_TASK_.
Images are not part of the copy; transcribe all the data exactly.
§
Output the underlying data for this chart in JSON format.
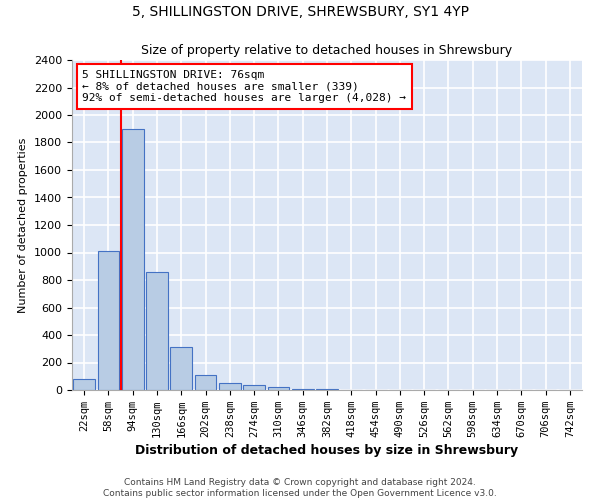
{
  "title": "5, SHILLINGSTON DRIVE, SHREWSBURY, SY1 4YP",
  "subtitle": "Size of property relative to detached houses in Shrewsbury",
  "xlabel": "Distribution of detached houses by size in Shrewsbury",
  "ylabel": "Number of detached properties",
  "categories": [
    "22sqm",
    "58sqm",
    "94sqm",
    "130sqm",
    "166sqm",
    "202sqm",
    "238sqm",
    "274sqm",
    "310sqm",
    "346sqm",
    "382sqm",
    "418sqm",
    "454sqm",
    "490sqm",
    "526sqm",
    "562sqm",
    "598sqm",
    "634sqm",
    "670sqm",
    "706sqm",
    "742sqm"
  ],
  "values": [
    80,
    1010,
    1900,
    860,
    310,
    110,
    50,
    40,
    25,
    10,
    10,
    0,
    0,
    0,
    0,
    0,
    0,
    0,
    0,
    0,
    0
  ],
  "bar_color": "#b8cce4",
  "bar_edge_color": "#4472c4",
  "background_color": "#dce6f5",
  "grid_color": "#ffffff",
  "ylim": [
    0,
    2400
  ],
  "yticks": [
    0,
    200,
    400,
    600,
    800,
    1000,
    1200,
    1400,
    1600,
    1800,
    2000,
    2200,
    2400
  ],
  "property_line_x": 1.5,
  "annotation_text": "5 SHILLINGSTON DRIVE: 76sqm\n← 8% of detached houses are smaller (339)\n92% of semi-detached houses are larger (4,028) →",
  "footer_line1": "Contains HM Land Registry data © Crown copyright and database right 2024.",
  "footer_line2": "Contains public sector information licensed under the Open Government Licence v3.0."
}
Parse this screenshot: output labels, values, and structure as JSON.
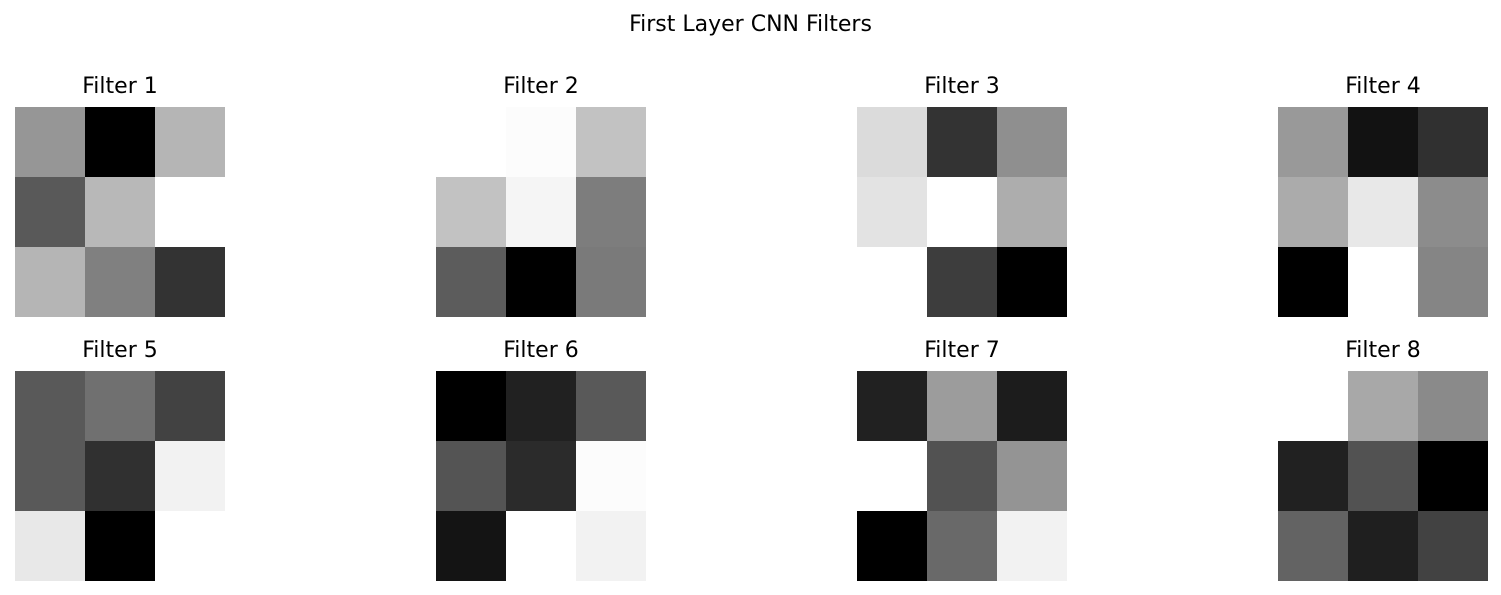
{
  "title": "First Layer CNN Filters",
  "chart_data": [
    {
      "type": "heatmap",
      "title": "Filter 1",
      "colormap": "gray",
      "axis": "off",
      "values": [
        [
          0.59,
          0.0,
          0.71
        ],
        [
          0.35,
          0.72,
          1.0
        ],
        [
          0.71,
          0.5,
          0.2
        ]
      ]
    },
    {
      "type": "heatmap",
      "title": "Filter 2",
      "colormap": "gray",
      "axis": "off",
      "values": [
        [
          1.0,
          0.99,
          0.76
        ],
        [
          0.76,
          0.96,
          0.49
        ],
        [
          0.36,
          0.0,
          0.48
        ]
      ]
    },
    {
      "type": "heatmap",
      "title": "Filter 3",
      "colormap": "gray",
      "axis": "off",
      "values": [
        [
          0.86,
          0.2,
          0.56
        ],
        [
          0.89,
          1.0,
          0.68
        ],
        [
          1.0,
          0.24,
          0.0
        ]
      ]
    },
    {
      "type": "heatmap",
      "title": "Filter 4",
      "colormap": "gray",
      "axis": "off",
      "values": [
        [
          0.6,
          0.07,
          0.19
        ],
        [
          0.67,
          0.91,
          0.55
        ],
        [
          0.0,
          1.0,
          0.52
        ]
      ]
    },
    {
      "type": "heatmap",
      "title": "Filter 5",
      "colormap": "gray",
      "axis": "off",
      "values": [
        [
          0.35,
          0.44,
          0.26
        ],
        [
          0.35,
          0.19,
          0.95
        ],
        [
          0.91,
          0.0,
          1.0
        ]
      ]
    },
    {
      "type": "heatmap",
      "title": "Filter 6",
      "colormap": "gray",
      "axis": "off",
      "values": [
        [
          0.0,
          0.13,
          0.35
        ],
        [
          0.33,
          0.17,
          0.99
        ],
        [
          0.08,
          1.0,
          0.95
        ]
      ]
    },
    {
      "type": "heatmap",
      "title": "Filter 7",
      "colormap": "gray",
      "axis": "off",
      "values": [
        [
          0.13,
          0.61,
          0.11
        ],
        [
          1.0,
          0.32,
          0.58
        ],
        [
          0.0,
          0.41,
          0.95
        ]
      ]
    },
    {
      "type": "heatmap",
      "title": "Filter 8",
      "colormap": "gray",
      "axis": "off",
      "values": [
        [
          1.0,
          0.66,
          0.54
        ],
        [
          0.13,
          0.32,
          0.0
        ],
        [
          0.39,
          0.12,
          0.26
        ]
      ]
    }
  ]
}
§
_RESULT OF THIS TASK_.
Output the underlying data for this chart in JSON format.
{
  "title": "5, SHILLINGSTON DRIVE, SHREWSBURY, SY1 4YP",
  "subtitle": "Size of property relative to detached houses in Shrewsbury",
  "xlabel": "Distribution of detached houses by size in Shrewsbury",
  "ylabel": "Number of detached properties",
  "categories": [
    "22sqm",
    "58sqm",
    "94sqm",
    "130sqm",
    "166sqm",
    "202sqm",
    "238sqm",
    "274sqm",
    "310sqm",
    "346sqm",
    "382sqm",
    "418sqm",
    "454sqm",
    "490sqm",
    "526sqm",
    "562sqm",
    "598sqm",
    "634sqm",
    "670sqm",
    "706sqm",
    "742sqm"
  ],
  "values": [
    80,
    1010,
    1900,
    860,
    310,
    110,
    50,
    40,
    25,
    10,
    10,
    0,
    0,
    0,
    0,
    0,
    0,
    0,
    0,
    0,
    0
  ],
  "bar_color": "#b8cce4",
  "bar_edge_color": "#4472c4",
  "background_color": "#dce6f5",
  "grid_color": "#ffffff",
  "ylim": [
    0,
    2400
  ],
  "yticks": [
    0,
    200,
    400,
    600,
    800,
    1000,
    1200,
    1400,
    1600,
    1800,
    2000,
    2200,
    2400
  ],
  "property_line_x": 1.5,
  "annotation_text": "5 SHILLINGSTON DRIVE: 76sqm\n← 8% of detached houses are smaller (339)\n92% of semi-detached houses are larger (4,028) →",
  "footer_line1": "Contains HM Land Registry data © Crown copyright and database right 2024.",
  "footer_line2": "Contains public sector information licensed under the Open Government Licence v3.0."
}
Parse this screenshot: output labels, values, and structure as JSON.
{
  "title": "First Layer CNN Filters",
  "chart_data": [
    {
      "type": "heatmap",
      "title": "Filter 1",
      "colormap": "gray",
      "axis": "off",
      "values": [
        [
          0.59,
          0.0,
          0.71
        ],
        [
          0.35,
          0.72,
          1.0
        ],
        [
          0.71,
          0.5,
          0.2
        ]
      ]
    },
    {
      "type": "heatmap",
      "title": "Filter 2",
      "colormap": "gray",
      "axis": "off",
      "values": [
        [
          1.0,
          0.99,
          0.76
        ],
        [
          0.76,
          0.96,
          0.49
        ],
        [
          0.36,
          0.0,
          0.48
        ]
      ]
    },
    {
      "type": "heatmap",
      "title": "Filter 3",
      "colormap": "gray",
      "axis": "off",
      "values": [
        [
          0.86,
          0.2,
          0.56
        ],
        [
          0.89,
          1.0,
          0.68
        ],
        [
          1.0,
          0.24,
          0.0
        ]
      ]
    },
    {
      "type": "heatmap",
      "title": "Filter 4",
      "colormap": "gray",
      "axis": "off",
      "values": [
        [
          0.6,
          0.07,
          0.19
        ],
        [
          0.67,
          0.91,
          0.55
        ],
        [
          0.0,
          1.0,
          0.52
        ]
      ]
    },
    {
      "type": "heatmap",
      "title": "Filter 5",
      "colormap": "gray",
      "axis": "off",
      "values": [
        [
          0.35,
          0.44,
          0.26
        ],
        [
          0.35,
          0.19,
          0.95
        ],
        [
          0.91,
          0.0,
          1.0
        ]
      ]
    },
    {
      "type": "heatmap",
      "title": "Filter 6",
      "colormap": "gray",
      "axis": "off",
      "values": [
        [
          0.0,
          0.13,
          0.35
        ],
        [
          0.33,
          0.17,
          0.99
        ],
        [
          0.08,
          1.0,
          0.95
        ]
      ]
    },
    {
      "type": "heatmap",
      "title": "Filter 7",
      "colormap": "gray",
      "axis": "off",
      "values": [
        [
          0.13,
          0.61,
          0.11
        ],
        [
          1.0,
          0.32,
          0.58
        ],
        [
          0.0,
          0.41,
          0.95
        ]
      ]
    },
    {
      "type": "heatmap",
      "title": "Filter 8",
      "colormap": "gray",
      "axis": "off",
      "values": [
        [
          1.0,
          0.66,
          0.54
        ],
        [
          0.13,
          0.32,
          0.0
        ],
        [
          0.39,
          0.12,
          0.26
        ]
      ]
    }
  ]
}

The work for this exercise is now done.